→ **Record set**:
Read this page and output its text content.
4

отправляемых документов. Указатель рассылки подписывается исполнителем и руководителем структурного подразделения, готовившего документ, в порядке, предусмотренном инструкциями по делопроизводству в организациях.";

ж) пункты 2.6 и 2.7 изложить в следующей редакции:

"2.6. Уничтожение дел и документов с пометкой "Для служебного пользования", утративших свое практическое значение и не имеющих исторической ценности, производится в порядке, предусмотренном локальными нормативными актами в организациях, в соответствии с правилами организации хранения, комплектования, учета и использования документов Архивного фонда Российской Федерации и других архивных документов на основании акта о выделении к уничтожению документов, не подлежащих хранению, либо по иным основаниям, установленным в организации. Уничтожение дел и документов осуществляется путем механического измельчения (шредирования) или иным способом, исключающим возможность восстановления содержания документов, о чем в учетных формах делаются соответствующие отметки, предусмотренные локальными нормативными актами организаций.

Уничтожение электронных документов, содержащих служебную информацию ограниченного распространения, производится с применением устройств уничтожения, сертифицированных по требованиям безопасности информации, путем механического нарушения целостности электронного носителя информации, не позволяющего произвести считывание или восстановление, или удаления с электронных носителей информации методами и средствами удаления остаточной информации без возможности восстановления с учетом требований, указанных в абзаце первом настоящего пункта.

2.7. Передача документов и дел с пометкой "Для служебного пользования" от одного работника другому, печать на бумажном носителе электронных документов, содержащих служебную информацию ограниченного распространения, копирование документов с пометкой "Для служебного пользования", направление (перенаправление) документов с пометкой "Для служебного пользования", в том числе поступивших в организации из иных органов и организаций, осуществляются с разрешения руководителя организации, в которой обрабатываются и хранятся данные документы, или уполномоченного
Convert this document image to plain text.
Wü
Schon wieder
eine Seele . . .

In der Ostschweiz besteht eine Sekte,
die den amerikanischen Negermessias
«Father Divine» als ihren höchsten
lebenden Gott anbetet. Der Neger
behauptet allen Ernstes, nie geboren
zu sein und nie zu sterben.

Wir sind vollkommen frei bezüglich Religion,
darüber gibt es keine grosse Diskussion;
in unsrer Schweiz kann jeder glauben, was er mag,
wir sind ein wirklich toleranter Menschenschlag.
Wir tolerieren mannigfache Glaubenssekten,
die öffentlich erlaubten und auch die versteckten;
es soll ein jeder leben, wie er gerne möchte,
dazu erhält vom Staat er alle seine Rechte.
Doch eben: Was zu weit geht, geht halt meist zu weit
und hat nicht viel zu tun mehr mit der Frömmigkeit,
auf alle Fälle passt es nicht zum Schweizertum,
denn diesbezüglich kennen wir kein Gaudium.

→ **Directive**: From the entries above, copy each line holding "предусмотренном".

→ **Task result**:
отправляемых документов. Указатель рассылки подписывается исполнителем и руководителем структурного подразделения, готовившего документ, в порядке, предусмотренном инструкциями по делопроизводству в организациях.";
"2.6. Уничтожение дел и документов с пометкой "Для служебного пользования", утративших свое практическое значение и не имеющих исторической ценности, производится в порядке, предусмотренном локальными нормативными актами в организациях, в соответствии с правилами организации хранения, комплектования, учета и использования документов Архивного фонда Российской Федерации и других архивных документов на основании акта о выделении к уничтожению документов, не подлежащих хранению, либо по иным основаниям, установленным в организации. Уничтожение дел и документов осуществляется путем механического измельчения (шредирования) или иным способом, исключающим возможность восстановления содержания документов, о чем в учетных формах делаются соответствующие отметки, предусмотренные локальными нормативными актами организаций.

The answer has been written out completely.